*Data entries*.
+++
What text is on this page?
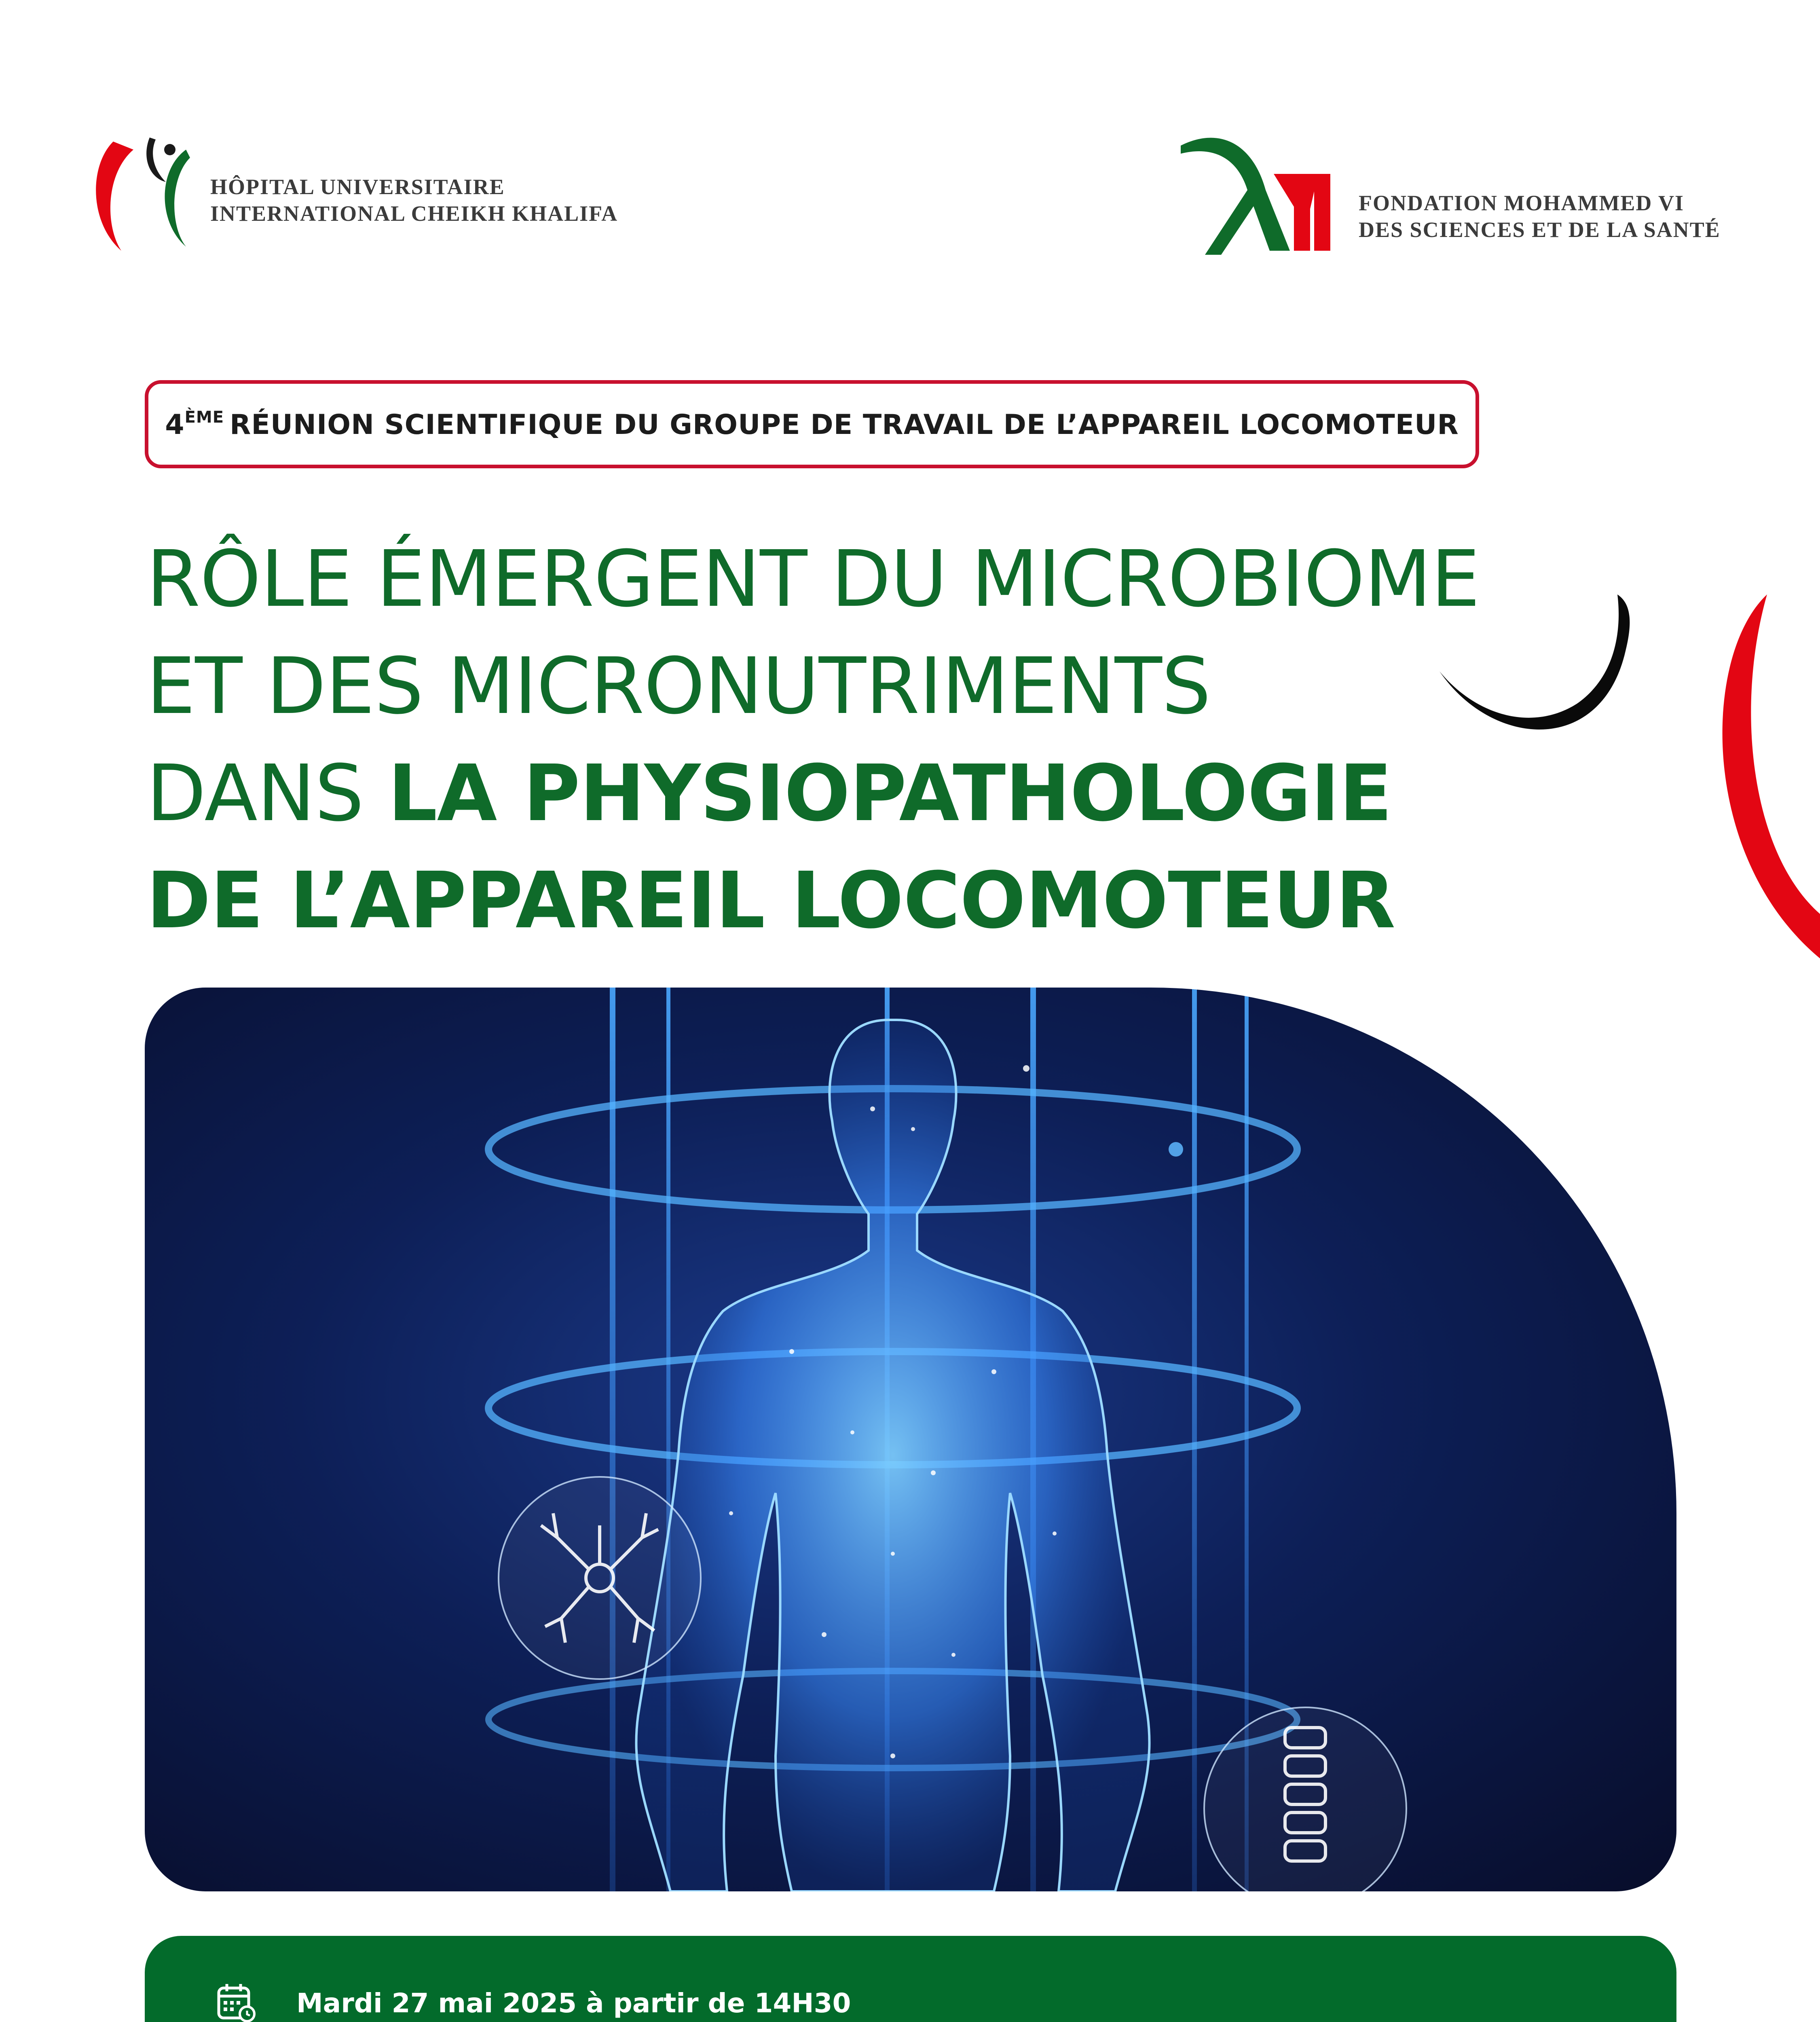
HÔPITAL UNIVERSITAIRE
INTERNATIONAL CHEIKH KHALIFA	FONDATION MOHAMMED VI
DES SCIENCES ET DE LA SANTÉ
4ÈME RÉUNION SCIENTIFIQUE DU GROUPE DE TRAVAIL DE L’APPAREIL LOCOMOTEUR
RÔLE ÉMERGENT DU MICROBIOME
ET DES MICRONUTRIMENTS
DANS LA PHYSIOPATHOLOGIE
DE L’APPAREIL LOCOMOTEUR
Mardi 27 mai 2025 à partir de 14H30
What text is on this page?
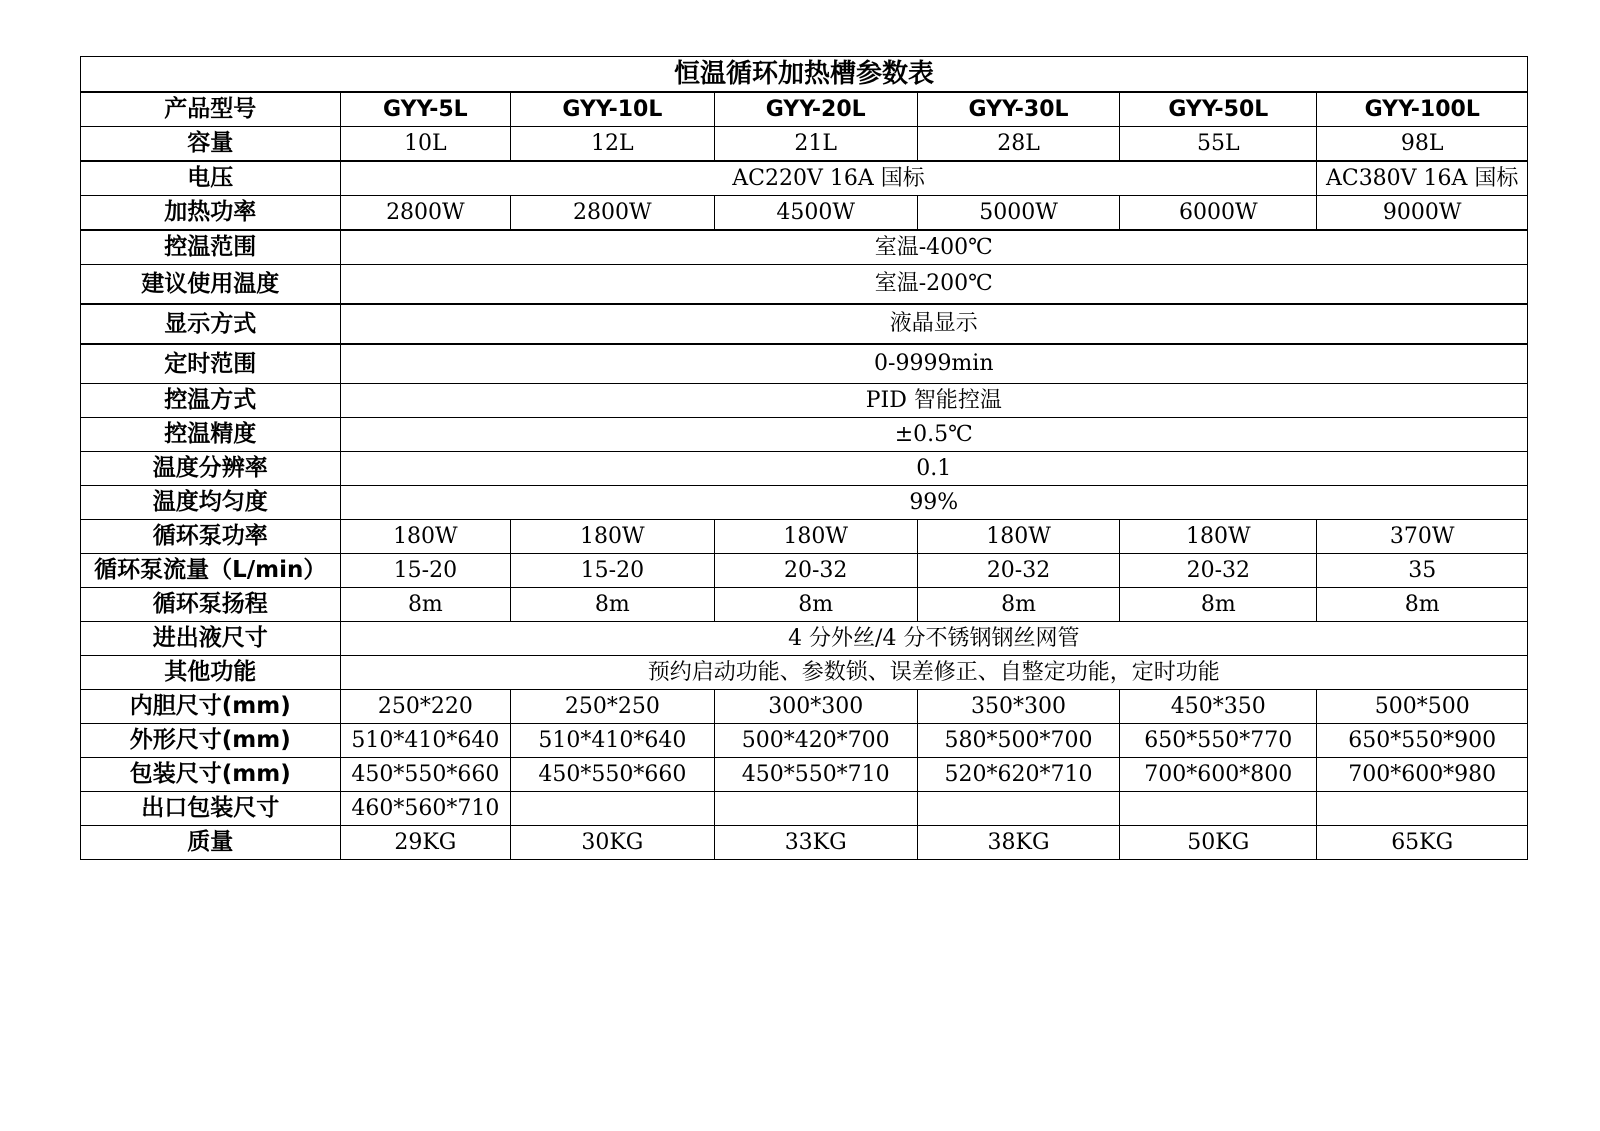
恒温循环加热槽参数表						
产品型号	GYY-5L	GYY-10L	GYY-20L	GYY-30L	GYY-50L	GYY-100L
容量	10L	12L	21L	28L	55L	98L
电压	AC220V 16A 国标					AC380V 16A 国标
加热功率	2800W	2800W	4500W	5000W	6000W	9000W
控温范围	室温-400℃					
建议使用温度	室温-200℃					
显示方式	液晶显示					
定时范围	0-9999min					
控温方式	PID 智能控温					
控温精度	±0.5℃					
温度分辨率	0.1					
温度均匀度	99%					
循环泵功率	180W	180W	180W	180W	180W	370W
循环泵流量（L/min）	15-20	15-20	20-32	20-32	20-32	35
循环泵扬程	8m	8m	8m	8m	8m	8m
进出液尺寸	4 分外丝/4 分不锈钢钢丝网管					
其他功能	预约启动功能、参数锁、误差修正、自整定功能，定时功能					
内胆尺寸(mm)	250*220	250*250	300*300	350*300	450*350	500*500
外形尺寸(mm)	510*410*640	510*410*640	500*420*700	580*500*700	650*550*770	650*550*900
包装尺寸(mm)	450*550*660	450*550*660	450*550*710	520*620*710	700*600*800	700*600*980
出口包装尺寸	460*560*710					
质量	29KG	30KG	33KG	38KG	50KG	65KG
+++
*To be done*. Write only the number of lines that include "APPAREIL".

*Task output*. 2